** START Excerpted records **

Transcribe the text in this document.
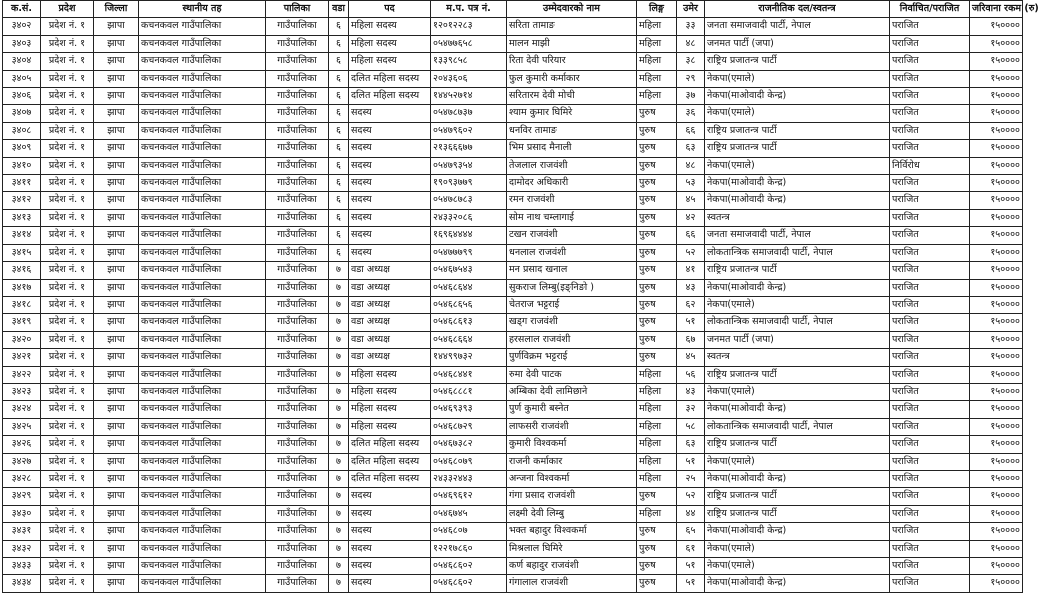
क.सं.	प्रदेश	जिल्ला	स्थानीय तह	पालिका	वडा	पद	म.प. पत्र नं.	उम्मेदवारको नाम	लिङ्ग	उमेर	राजनीतिक दल/स्वतन्त्र	निर्वाचित/पराजित	जरिवाना रकम (रु)
३४०२	प्रदेश नं. १	झापा	कचनकवल गाउँपालिका	गाउँपालिका	६	महिला सदस्य	१२०१२२८३	सरिता तामाङ	महिला	३३	जनता समाजवादी पार्टी, नेपाल	पराजित	१५००००
३४०३	प्रदेश नं. १	झापा	कचनकवल गाउँपालिका	गाउँपालिका	६	महिला सदस्य	०५४७७६५८	मालन माझी	महिला	४८	जनमत पार्टी (जपा)	पराजित	१५००००
३४०४	प्रदेश नं. १	झापा	कचनकवल गाउँपालिका	गाउँपालिका	६	महिला सदस्य	१३३९८५८	रिता देवी परियार	महिला	३८	राष्ट्रिय प्रजातन्त्र पार्टी	पराजित	१५००००
३४०५	प्रदेश नं. १	झापा	कचनकवल गाउँपालिका	गाउँपालिका	६	दलित महिला सदस्य	२०४३६०६	फुल कुमारी कर्माकार	महिला	२९	नेकपा(एमाले)	पराजित	१५००००
३४०६	प्रदेश नं. १	झापा	कचनकवल गाउँपालिका	गाउँपालिका	६	दलित महिला सदस्य	१४४५२७१४	सरितारम देवी मोची	महिला	३७	नेकपा(माओवादी केन्द्र)	पराजित	१५००००
३४०७	प्रदेश नं. १	झापा	कचनकवल गाउँपालिका	गाउँपालिका	६	सदस्य	०५४७८७३७	श्याम कुमार घिमिरे	पुरुष	३६	नेकपा(एमाले)	पराजित	१५००००
३४०८	प्रदेश नं. १	झापा	कचनकवल गाउँपालिका	गाउँपालिका	६	सदस्य	०५४७९६०२	धनविर तामाङ	पुरुष	६६	राष्ट्रिय प्रजातन्त्र पार्टी	पराजित	१५००००
३४०९	प्रदेश नं. १	झापा	कचनकवल गाउँपालिका	गाउँपालिका	६	सदस्य	२१३६६६७७	भिम प्रसाद मैनाली	पुरुष	६३	राष्ट्रिय प्रजातन्त्र पार्टी	पराजित	१५००००
३४१०	प्रदेश नं. १	झापा	कचनकवल गाउँपालिका	गाउँपालिका	६	सदस्य	०५४७९३५४	तेजलाल राजवंशी	पुरुष	४८	नेकपा(एमाले)	निर्विरोध	१५००००
३४११	प्रदेश नं. १	झापा	कचनकवल गाउँपालिका	गाउँपालिका	६	सदस्य	१९०९३७७९	दामोदर अधिकारी	पुरुष	५३	नेकपा(माओवादी केन्द्र)	पराजित	१५००००
३४१२	प्रदेश नं. १	झापा	कचनकवल गाउँपालिका	गाउँपालिका	६	सदस्य	०५४७८७८३	रमन राजवंशी	पुरुष	४५	नेकपा(माओवादी केन्द्र)	पराजित	१५००००
३४१३	प्रदेश नं. १	झापा	कचनकवल गाउँपालिका	गाउँपालिका	६	सदस्य	२४३३२०८६	सोम नाथ चम्लागाई	पुरुष	४२	स्वतन्त्र	पराजित	१५००००
३४१४	प्रदेश नं. १	झापा	कचनकवल गाउँपालिका	गाउँपालिका	६	सदस्य	१६९६४४४४	टखन राजवंशी	पुरुष	६६	जनता समाजवादी पार्टी, नेपाल	पराजित	१५००००
३४१५	प्रदेश नं. १	झापा	कचनकवल गाउँपालिका	गाउँपालिका	६	सदस्य	०५४७७७९९	धनलाल राजवंशी	पुरुष	५२	लोकतान्त्रिक समाजवादी पार्टी, नेपाल	पराजित	१५००००
३४१६	प्रदेश नं. १	झापा	कचनकवल गाउँपालिका	गाउँपालिका	७	वडा अध्यक्ष	०५४६७५४३	मन प्रसाद खनाल	पुरुष	४१	राष्ट्रिय प्रजातन्त्र पार्टी	पराजित	१५००००
३४१७	प्रदेश नं. १	झापा	कचनकवल गाउँपालिका	गाउँपालिका	७	वडा अध्यक्ष	०५४६८६४४	सुकराज लिम्बु(इङ्निङो )	पुरुष	४३	नेकपा(माओवादी केन्द्र)	पराजित	१५००००
३४१८	प्रदेश नं. १	झापा	कचनकवल गाउँपालिका	गाउँपालिका	७	वडा अध्यक्ष	०५४६८६५६	चेतराज भट्टराई	पुरुष	६२	नेकपा(एमाले)	पराजित	१५००००
३४१९	प्रदेश नं. १	झापा	कचनकवल गाउँपालिका	गाउँपालिका	७	वडा अध्यक्ष	०५४६८६१३	खड्ग राजवंशी	पुरुष	५१	लोकतान्त्रिक समाजवादी पार्टी, नेपाल	पराजित	१५००००
३४२०	प्रदेश नं. १	झापा	कचनकवल गाउँपालिका	गाउँपालिका	७	वडा अध्यक्ष	०५४६८६६४	हरसलाल राजवंशी	पुरुष	६७	जनमत पार्टी (जपा)	पराजित	१५००००
३४२१	प्रदेश नं. १	झापा	कचनकवल गाउँपालिका	गाउँपालिका	७	वडा अध्यक्ष	१४४९९७३२	पुर्णविक्रम भट्टराई	पुरुष	४५	स्वतन्त्र	पराजित	१५००००
३४२२	प्रदेश नं. १	झापा	कचनकवल गाउँपालिका	गाउँपालिका	७	महिला सदस्य	०५४६८४४१	रुमा देवी पाटक	महिला	५६	राष्ट्रिय प्रजातन्त्र पार्टी	पराजित	१५००००
३४२३	प्रदेश नं. १	झापा	कचनकवल गाउँपालिका	गाउँपालिका	७	महिला सदस्य	०५४६८८८१	अम्बिका देवी लामिछाने	महिला	४३	नेकपा(एमाले)	पराजित	१५००००
३४२४	प्रदेश नं. १	झापा	कचनकवल गाउँपालिका	गाउँपालिका	७	महिला सदस्य	०५४६९३९३	पुर्ण कुमारी बस्नेत	महिला	३२	नेकपा(माओवादी केन्द्र)	पराजित	१५००००
३४२५	प्रदेश नं. १	झापा	कचनकवल गाउँपालिका	गाउँपालिका	७	महिला सदस्य	०५४६८७२९	लाफसरी राजवंशी	महिला	५८	लोकतान्त्रिक समाजवादी पार्टी, नेपाल	पराजित	१५००००
३४२६	प्रदेश नं. १	झापा	कचनकवल गाउँपालिका	गाउँपालिका	७	दलित महिला सदस्य	०५४६७३८२	कुमारी विश्वकर्मा	महिला	६३	राष्ट्रिय प्रजातन्त्र पार्टी	पराजित	१५००००
३४२७	प्रदेश नं. १	झापा	कचनकवल गाउँपालिका	गाउँपालिका	७	दलित महिला सदस्य	०५४६८०७९	राजनी कर्माकार	महिला	५१	नेकपा(एमाले)	पराजित	१५००००
३४२८	प्रदेश नं. १	झापा	कचनकवल गाउँपालिका	गाउँपालिका	७	दलित महिला सदस्य	२४३३२४४३	अन्जना विश्वकर्मा	महिला	२५	नेकपा(माओवादी केन्द्र)	पराजित	१५००००
३४२९	प्रदेश नं. १	झापा	कचनकवल गाउँपालिका	गाउँपालिका	७	सदस्य	०५४६९६१२	गंगा प्रसाद राजवंशी	पुरुष	५२	राष्ट्रिय प्रजातन्त्र पार्टी	पराजित	१५००००
३४३०	प्रदेश नं. १	झापा	कचनकवल गाउँपालिका	गाउँपालिका	७	सदस्य	०५४६७४५	लक्ष्मी देवी लिम्बु	महिला	४४	राष्ट्रिय प्रजातन्त्र पार्टी	पराजित	१५००००
३४३१	प्रदेश नं. १	झापा	कचनकवल गाउँपालिका	गाउँपालिका	७	सदस्य	०५४६८०७	भक्त बहादुर विश्वकर्मा	पुरुष	६५	नेकपा(माओवादी केन्द्र)	पराजित	१५००००
३४३२	प्रदेश नं. १	झापा	कचनकवल गाउँपालिका	गाउँपालिका	७	सदस्य	१२२१७८६०	मिश्रलाल घिमिरे	पुरुष	६१	नेकपा(एमाले)	पराजित	१५००००
३४३३	प्रदेश नं. १	झापा	कचनकवल गाउँपालिका	गाउँपालिका	७	सदस्य	०५४६८६०२	कर्ण बहादुर राजवंशी	पुरुष	५१	नेकपा(एमाले)	पराजित	१५००००
३४३४	प्रदेश नं. १	झापा	कचनकवल गाउँपालिका	गाउँपालिका	७	सदस्य	०५४६८६०२	गंगालाल राजवंशी	पुरुष	५१	नेकपा(माओवादी केन्द्र)	पराजित	१५००००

** END Excerpted records **

- **Task objective**
Copy out every line with the word "जनमत".

- **Written response**
३४०३	प्रदेश नं. १	झापा	कचनकवल गाउँपालिका	गाउँपालिका	६	महिला सदस्य	०५४७७६५८	मालन माझी	महिला	४८	जनमत पार्टी (जपा)	पराजित	१५००००
३४२०	प्रदेश नं. १	झापा	कचनकवल गाउँपालिका	गाउँपालिका	७	वडा अध्यक्ष	०५४६८६६४	हरसलाल राजवंशी	पुरुष	६७	जनमत पार्टी (जपा)	पराजित	१५००००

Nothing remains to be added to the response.